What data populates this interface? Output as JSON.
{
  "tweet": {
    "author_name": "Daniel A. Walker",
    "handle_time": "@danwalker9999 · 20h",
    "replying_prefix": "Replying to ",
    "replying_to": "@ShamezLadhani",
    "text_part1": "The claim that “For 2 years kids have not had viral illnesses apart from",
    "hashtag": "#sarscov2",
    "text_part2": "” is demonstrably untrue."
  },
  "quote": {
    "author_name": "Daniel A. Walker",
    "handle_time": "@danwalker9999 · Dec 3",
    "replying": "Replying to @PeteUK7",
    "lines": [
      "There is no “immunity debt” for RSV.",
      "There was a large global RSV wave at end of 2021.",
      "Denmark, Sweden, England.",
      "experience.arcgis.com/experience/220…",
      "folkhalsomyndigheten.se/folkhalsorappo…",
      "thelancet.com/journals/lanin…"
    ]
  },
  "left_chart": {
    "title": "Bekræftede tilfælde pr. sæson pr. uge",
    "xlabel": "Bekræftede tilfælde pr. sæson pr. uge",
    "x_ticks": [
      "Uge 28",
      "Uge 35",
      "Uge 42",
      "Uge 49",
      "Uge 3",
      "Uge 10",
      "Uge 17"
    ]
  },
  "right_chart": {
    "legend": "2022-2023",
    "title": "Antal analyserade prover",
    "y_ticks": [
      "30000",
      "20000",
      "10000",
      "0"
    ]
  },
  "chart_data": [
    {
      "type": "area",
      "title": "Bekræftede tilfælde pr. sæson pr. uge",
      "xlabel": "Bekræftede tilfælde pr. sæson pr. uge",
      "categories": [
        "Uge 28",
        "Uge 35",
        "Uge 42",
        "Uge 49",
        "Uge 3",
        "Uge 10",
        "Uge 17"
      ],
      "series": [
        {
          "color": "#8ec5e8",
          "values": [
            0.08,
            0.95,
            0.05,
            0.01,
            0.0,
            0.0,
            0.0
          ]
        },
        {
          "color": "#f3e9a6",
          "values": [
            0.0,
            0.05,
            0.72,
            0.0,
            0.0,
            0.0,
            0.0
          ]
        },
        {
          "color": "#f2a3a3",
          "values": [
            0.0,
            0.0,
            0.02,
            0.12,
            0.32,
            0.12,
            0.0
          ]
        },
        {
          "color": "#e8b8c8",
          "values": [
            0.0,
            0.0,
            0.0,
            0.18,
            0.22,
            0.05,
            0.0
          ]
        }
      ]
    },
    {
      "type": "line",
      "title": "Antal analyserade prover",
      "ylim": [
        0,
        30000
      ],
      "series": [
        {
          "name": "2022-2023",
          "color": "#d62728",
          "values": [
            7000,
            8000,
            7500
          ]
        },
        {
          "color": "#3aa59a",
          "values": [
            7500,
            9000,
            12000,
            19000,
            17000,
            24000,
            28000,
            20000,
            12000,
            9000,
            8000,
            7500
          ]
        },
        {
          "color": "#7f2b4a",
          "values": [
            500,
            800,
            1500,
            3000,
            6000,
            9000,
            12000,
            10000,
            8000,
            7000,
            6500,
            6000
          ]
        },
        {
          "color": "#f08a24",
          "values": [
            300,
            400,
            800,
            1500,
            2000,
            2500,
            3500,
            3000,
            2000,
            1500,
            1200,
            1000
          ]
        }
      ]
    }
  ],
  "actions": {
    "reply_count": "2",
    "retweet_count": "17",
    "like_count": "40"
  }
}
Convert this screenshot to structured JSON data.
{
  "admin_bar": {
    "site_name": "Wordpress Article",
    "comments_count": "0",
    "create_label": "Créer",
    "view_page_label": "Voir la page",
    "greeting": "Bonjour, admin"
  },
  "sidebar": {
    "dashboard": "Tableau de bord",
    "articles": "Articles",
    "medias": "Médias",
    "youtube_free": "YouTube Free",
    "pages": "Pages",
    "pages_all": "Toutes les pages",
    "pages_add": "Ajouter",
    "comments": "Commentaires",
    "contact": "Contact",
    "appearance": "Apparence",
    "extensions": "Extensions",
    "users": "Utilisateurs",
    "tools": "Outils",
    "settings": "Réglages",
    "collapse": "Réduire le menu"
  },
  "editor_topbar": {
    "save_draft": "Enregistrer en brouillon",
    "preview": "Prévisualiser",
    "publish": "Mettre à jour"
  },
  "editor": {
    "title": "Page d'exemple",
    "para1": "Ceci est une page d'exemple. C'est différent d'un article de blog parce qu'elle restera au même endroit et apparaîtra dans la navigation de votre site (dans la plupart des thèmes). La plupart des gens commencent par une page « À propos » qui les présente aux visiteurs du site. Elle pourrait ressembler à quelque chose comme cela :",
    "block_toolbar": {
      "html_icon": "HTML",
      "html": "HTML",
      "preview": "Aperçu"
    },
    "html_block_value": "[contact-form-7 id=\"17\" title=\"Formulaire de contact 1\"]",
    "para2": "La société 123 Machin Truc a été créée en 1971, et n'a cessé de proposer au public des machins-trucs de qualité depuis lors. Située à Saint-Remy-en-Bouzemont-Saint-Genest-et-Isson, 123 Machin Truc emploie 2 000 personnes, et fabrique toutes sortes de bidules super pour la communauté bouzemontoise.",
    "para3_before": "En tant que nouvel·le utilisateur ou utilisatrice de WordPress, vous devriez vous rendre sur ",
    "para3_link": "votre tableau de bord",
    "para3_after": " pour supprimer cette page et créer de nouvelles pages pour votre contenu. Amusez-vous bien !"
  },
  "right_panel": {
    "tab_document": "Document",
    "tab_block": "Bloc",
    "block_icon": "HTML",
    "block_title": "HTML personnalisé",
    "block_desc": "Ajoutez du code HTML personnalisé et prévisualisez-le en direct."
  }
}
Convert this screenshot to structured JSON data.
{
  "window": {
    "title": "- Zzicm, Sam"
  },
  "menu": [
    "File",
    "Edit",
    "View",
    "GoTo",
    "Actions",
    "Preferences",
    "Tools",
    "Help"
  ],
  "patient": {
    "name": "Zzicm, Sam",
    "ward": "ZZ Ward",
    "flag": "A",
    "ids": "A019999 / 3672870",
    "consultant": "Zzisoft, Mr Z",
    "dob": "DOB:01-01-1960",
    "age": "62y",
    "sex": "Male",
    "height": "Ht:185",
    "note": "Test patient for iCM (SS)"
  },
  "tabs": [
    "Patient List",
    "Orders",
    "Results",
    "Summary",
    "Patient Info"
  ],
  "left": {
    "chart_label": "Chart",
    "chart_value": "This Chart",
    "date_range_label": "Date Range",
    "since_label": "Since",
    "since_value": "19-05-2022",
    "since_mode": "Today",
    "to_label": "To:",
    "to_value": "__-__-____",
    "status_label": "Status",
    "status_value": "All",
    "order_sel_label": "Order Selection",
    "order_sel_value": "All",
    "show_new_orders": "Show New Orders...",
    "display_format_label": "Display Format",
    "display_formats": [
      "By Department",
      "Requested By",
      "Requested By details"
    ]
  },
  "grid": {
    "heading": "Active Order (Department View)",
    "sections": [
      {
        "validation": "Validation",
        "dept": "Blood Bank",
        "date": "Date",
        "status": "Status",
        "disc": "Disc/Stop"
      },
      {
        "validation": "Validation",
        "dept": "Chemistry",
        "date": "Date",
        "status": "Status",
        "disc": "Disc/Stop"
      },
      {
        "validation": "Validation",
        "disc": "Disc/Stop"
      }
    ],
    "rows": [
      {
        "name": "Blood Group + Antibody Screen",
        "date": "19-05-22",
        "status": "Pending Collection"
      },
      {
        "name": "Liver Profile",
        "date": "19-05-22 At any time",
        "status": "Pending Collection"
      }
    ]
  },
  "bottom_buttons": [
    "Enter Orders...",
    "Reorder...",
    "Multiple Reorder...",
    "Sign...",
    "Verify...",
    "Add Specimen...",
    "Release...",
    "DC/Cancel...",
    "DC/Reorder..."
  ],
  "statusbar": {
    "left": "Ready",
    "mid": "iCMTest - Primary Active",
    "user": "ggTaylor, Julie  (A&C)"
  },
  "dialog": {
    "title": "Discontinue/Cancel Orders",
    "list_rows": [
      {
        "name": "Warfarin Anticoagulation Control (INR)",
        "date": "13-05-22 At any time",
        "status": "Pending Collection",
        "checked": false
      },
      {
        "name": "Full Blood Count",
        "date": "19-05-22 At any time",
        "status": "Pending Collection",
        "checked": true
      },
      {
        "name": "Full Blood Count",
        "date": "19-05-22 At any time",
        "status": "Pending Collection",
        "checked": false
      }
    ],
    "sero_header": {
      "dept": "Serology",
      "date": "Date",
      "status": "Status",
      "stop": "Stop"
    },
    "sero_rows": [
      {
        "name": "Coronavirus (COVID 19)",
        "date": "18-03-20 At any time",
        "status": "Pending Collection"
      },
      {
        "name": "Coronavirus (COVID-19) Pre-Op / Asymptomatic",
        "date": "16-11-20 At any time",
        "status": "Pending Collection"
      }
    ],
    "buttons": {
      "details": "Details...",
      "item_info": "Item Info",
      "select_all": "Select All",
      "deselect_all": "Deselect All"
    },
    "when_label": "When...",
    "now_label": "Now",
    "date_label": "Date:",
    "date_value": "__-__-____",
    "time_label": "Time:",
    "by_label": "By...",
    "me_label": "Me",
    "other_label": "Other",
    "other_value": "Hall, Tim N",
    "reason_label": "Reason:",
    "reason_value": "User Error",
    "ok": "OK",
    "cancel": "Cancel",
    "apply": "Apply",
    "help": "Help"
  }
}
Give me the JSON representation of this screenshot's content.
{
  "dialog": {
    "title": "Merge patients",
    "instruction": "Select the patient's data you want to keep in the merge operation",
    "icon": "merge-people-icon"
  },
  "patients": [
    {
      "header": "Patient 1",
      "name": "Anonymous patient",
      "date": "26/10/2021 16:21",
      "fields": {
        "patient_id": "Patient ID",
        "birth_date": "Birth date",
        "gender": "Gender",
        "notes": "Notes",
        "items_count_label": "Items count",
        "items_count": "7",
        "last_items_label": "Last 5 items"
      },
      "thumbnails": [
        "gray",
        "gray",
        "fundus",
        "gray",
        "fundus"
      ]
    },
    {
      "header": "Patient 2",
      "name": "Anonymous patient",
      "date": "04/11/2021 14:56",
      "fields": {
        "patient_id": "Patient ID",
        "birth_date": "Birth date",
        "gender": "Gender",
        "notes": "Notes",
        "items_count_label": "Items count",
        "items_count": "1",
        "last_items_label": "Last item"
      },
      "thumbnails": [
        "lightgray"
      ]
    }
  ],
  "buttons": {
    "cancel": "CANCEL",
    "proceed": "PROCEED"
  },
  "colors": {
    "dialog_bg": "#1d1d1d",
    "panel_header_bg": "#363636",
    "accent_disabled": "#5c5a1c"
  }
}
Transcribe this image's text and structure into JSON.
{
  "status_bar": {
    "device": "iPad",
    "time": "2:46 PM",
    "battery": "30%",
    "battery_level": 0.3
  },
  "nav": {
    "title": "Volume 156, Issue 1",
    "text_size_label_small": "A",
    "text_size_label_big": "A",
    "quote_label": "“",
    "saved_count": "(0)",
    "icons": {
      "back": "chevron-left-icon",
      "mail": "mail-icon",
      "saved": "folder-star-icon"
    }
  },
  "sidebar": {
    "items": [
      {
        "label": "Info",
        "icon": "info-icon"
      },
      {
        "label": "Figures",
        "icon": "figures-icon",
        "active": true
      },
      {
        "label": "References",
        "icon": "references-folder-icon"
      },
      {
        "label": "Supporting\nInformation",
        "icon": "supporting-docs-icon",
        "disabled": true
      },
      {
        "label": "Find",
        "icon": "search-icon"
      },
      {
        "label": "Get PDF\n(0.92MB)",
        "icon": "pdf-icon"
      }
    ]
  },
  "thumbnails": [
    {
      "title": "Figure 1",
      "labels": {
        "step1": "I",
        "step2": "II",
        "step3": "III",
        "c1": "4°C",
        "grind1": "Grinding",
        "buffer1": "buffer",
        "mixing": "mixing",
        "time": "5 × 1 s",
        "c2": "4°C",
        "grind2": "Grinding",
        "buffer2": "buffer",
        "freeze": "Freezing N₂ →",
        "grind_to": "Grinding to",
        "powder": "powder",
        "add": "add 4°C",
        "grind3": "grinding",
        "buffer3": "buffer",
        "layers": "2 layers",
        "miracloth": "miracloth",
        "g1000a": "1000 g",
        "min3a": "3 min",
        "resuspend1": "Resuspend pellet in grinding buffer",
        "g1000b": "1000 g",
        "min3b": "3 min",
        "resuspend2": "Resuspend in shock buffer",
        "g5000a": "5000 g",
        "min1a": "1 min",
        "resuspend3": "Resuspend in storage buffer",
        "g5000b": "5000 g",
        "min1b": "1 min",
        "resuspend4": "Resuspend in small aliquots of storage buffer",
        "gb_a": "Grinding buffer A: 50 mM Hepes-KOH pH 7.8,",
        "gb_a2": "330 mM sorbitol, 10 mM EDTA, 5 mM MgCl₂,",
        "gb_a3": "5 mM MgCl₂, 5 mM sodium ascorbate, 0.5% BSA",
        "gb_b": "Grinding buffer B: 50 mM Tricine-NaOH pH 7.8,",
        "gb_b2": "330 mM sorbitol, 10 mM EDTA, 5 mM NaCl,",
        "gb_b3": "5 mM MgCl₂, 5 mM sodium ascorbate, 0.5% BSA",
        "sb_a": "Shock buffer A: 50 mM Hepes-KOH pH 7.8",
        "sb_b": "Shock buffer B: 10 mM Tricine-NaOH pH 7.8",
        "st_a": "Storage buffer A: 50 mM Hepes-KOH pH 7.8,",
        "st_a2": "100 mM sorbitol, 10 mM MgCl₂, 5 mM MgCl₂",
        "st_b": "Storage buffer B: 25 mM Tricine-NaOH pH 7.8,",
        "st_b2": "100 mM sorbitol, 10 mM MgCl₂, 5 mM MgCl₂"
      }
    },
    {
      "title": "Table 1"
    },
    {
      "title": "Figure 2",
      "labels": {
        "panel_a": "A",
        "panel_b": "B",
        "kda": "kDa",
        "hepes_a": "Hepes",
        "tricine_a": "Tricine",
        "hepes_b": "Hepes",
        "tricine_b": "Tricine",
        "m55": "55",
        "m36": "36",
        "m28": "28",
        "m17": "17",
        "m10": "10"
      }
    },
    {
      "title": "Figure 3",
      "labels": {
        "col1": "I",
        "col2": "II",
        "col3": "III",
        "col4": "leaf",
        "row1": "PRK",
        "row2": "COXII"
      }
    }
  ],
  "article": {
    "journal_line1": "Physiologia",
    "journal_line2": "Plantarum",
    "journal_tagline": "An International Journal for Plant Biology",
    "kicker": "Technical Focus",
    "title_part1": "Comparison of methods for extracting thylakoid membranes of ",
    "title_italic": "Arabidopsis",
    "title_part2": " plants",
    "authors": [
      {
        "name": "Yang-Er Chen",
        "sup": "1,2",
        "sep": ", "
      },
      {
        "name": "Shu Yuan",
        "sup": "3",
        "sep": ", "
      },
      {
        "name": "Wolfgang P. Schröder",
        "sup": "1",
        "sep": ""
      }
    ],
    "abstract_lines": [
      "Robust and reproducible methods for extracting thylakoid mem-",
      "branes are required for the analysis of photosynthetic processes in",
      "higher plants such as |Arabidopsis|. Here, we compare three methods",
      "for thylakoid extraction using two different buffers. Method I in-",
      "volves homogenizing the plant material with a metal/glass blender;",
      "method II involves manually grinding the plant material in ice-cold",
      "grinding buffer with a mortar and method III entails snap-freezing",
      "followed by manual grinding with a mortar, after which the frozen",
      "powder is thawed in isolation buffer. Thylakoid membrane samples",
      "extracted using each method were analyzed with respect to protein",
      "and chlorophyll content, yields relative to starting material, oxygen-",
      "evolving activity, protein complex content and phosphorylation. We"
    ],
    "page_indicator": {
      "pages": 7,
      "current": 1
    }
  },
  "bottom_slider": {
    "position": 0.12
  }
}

-=-=-=-=-

• Exercise brief: For the word "Coronavirus", find all matching lines in the entries above and copy them out.

• Answer to this task:
        "name": "Coronavirus (COVID 19)",
        "name": "Coronavirus (COVID-19) Pre-Op / Asymptomatic",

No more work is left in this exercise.